◆ What to do ◆
Count how many lines hold the word "vecka" and give that number as the whole answer.

━━ Record list

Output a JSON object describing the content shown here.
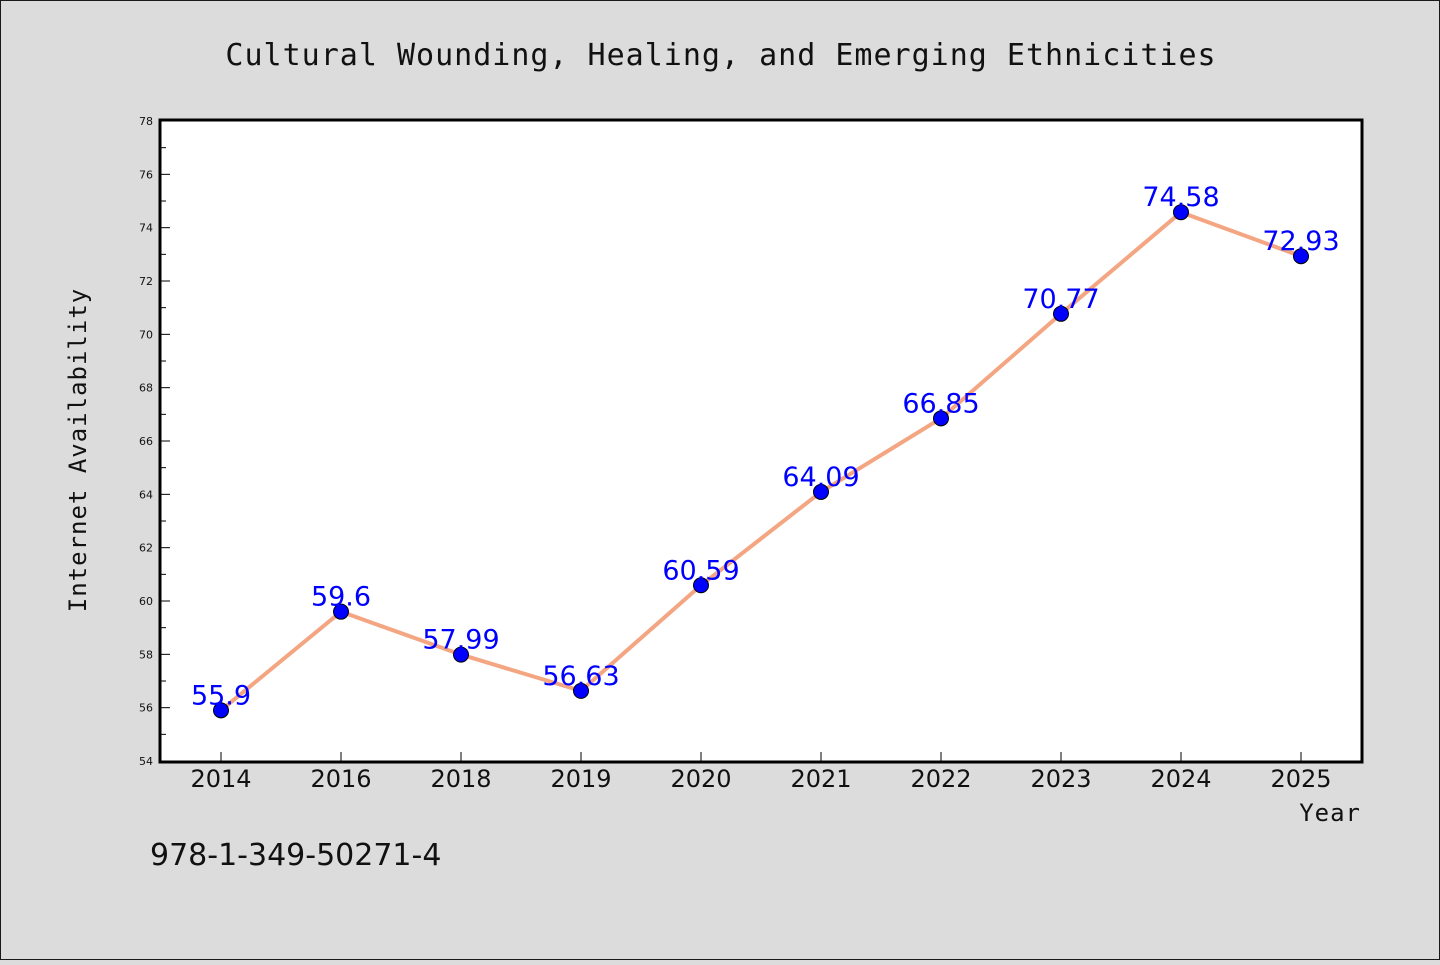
{
  "chart_data": {
    "type": "line",
    "title": "Cultural Wounding, Healing, and Emerging Ethnicities",
    "xlabel": "Year",
    "ylabel": "Internet Availability",
    "categories": [
      "2014",
      "2016",
      "2018",
      "2019",
      "2020",
      "2021",
      "2022",
      "2023",
      "2024",
      "2025"
    ],
    "series": [
      {
        "values": [
          55.9,
          59.6,
          57.99,
          56.63,
          60.59,
          64.09,
          66.85,
          70.77,
          74.58,
          72.93
        ],
        "labels": [
          "55.9",
          "59.6",
          "57.99",
          "56.63",
          "60.59",
          "64.09",
          "66.85",
          "70.77",
          "74.58",
          "72.93"
        ],
        "line_color": "#f4a582",
        "marker_color": "#0000ff"
      }
    ],
    "ylim": [
      54,
      78
    ],
    "yticks": [
      "54",
      "56",
      "58",
      "60",
      "62",
      "64",
      "66",
      "68",
      "70",
      "72",
      "74",
      "76",
      "78"
    ],
    "grid": false,
    "legend": "none"
  },
  "footer": {
    "isbn": "978-1-349-50271-4"
  }
}
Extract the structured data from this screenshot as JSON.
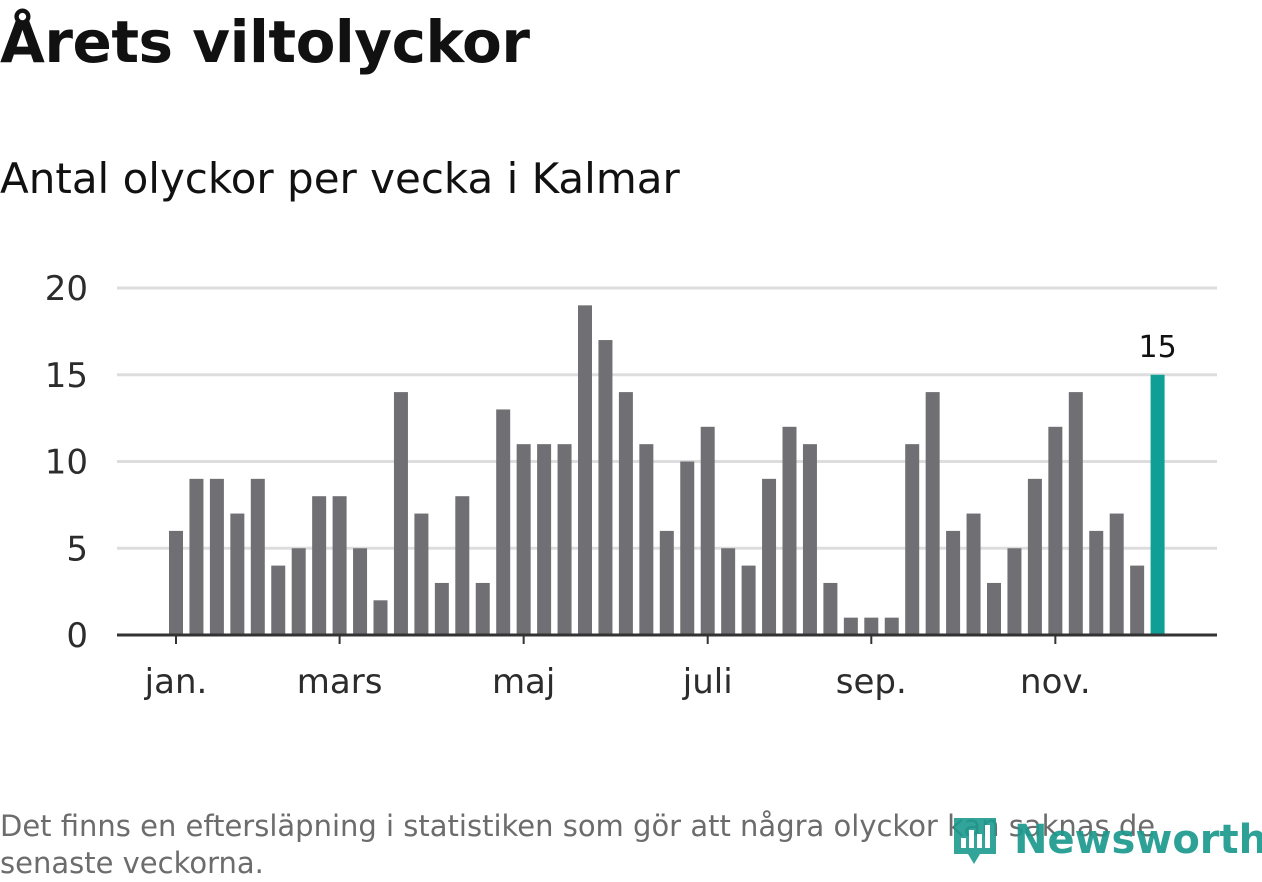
{
  "header": {
    "title": "Årets viltolyckor",
    "subtitle": "Antal olyckor per vecka i Kalmar"
  },
  "footer": {
    "note": "Det finns en eftersläpning i statistiken som gör att några olyckor kan saknas de senaste veckorna.",
    "logo_text": "Newsworthy"
  },
  "colors": {
    "bar": "#707074",
    "highlight": "#109f97",
    "gridline": "#dddddd",
    "axis": "#333333",
    "logo": "#1c9a8e"
  },
  "icons": {
    "logo": "newsworthy-logo-icon"
  },
  "chart_data": {
    "type": "bar",
    "title": "Antal olyckor per vecka i Kalmar",
    "xlabel": "",
    "ylabel": "",
    "ylim": [
      0,
      20
    ],
    "yticks": [
      0,
      5,
      10,
      15,
      20
    ],
    "grid": true,
    "weeks": [
      1,
      2,
      3,
      4,
      5,
      6,
      7,
      8,
      9,
      10,
      11,
      12,
      13,
      14,
      15,
      16,
      17,
      18,
      19,
      20,
      21,
      22,
      23,
      24,
      25,
      26,
      27,
      28,
      29,
      30,
      31,
      32,
      33,
      34,
      35,
      36,
      37,
      38,
      39,
      40,
      41,
      42,
      43,
      44,
      45,
      46,
      47,
      48,
      49
    ],
    "values": [
      6,
      9,
      9,
      7,
      9,
      4,
      5,
      8,
      8,
      5,
      2,
      14,
      7,
      3,
      8,
      3,
      13,
      11,
      11,
      11,
      19,
      17,
      14,
      11,
      6,
      10,
      12,
      5,
      4,
      9,
      12,
      11,
      3,
      1,
      1,
      1,
      11,
      14,
      6,
      7,
      3,
      5,
      9,
      12,
      14,
      6,
      7,
      4,
      15
    ],
    "highlight": {
      "week": 49,
      "value": 15,
      "label": "15"
    },
    "month_ticks": [
      {
        "label": "jan.",
        "week": 1
      },
      {
        "label": "mars",
        "week": 9
      },
      {
        "label": "maj",
        "week": 18
      },
      {
        "label": "juli",
        "week": 27
      },
      {
        "label": "sep.",
        "week": 35
      },
      {
        "label": "nov.",
        "week": 44
      }
    ]
  }
}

━━━━

◆ Exercise solution ◆
2